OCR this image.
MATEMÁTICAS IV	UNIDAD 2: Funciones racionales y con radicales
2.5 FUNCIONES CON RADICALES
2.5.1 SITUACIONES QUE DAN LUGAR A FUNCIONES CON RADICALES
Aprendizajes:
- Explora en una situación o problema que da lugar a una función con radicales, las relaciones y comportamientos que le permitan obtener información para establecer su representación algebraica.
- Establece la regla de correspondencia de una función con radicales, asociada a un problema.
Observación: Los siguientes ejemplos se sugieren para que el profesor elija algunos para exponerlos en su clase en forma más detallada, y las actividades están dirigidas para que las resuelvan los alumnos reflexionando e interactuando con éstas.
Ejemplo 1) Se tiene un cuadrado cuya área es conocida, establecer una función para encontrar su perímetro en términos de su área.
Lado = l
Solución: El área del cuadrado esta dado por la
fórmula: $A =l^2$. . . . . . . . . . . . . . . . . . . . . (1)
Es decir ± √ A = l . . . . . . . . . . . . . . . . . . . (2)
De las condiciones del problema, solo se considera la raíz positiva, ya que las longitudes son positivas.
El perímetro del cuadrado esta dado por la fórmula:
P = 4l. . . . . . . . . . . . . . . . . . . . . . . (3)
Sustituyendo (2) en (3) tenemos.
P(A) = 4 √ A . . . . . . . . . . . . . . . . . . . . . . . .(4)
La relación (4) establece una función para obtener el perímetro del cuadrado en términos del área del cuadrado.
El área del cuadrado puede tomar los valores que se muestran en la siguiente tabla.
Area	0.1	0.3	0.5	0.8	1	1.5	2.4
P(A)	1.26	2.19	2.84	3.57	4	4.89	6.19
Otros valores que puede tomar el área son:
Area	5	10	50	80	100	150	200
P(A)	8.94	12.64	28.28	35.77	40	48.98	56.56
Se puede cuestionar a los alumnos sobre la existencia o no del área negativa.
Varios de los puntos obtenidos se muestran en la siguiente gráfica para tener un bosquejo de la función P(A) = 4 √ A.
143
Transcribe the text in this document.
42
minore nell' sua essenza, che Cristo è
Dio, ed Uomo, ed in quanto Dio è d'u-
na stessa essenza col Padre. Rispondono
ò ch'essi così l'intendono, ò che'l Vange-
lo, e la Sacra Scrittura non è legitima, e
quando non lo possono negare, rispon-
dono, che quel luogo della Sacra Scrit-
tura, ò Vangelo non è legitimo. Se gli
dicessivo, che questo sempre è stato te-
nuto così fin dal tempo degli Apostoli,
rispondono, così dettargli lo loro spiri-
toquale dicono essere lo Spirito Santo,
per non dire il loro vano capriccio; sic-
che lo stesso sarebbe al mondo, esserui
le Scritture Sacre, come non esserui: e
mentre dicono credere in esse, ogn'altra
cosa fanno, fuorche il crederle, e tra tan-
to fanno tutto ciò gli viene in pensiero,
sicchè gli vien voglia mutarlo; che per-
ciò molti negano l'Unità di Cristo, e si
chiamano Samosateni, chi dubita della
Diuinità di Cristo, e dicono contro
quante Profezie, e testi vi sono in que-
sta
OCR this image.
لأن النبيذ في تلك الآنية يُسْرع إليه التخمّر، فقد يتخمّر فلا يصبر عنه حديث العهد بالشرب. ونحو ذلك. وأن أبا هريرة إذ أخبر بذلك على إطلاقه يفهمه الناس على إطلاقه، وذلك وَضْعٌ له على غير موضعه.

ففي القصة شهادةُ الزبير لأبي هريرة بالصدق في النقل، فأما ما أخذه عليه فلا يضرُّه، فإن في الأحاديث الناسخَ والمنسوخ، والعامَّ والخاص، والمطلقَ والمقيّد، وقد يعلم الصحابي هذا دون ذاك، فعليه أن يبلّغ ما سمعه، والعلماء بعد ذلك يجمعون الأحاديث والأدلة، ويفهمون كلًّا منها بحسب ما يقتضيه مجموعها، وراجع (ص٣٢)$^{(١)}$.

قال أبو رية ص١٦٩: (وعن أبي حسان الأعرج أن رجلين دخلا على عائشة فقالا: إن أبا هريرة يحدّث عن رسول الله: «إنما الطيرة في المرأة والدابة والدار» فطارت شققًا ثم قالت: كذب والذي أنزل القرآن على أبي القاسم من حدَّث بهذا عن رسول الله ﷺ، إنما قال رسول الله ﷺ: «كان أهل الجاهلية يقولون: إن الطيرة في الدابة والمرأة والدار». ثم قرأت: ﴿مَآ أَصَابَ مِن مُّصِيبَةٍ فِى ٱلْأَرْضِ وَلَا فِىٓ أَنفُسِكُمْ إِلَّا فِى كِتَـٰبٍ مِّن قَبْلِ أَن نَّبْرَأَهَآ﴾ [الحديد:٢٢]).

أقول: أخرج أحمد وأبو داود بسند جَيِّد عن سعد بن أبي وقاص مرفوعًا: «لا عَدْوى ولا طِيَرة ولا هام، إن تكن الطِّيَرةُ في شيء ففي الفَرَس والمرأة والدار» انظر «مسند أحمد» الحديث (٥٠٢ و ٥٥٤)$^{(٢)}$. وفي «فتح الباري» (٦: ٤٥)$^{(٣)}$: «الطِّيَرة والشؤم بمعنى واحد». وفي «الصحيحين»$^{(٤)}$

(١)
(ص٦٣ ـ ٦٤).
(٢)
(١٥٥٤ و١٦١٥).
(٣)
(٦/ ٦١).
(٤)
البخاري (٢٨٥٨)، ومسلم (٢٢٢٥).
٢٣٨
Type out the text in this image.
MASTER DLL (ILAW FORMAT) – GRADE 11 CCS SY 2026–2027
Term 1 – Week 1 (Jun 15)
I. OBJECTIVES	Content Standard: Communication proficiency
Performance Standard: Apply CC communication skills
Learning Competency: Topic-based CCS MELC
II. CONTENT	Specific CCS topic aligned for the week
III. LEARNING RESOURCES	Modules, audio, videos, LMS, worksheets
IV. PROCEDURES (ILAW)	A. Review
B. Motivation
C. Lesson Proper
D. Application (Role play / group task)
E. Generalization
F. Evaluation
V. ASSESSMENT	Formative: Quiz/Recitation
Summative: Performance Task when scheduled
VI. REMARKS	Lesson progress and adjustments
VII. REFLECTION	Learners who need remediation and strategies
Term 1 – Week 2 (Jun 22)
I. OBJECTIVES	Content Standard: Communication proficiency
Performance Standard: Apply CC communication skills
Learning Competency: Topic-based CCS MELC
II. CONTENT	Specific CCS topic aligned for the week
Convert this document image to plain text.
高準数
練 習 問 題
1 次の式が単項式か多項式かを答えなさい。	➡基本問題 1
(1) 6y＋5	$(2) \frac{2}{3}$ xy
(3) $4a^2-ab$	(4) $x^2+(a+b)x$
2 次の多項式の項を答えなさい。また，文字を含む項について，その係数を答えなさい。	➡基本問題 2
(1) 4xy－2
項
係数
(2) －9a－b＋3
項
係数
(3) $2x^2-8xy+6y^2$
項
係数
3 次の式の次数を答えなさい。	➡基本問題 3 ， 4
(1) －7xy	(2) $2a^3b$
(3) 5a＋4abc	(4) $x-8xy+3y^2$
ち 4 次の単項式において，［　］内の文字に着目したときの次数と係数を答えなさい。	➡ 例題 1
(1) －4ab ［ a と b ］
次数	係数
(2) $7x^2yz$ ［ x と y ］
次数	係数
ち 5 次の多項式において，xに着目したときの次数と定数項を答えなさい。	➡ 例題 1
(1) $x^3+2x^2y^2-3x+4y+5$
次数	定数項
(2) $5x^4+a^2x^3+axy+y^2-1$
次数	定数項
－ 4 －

· · · ·

* [TASK OBJECTIVE] Search the lines above for the string "esserui" and copy each line that has it.

* [RESULT OF THIS EXERCISE]
che lo stesso sarebbe al mondo, esserui
le Scritture Sacre, come non esserui: e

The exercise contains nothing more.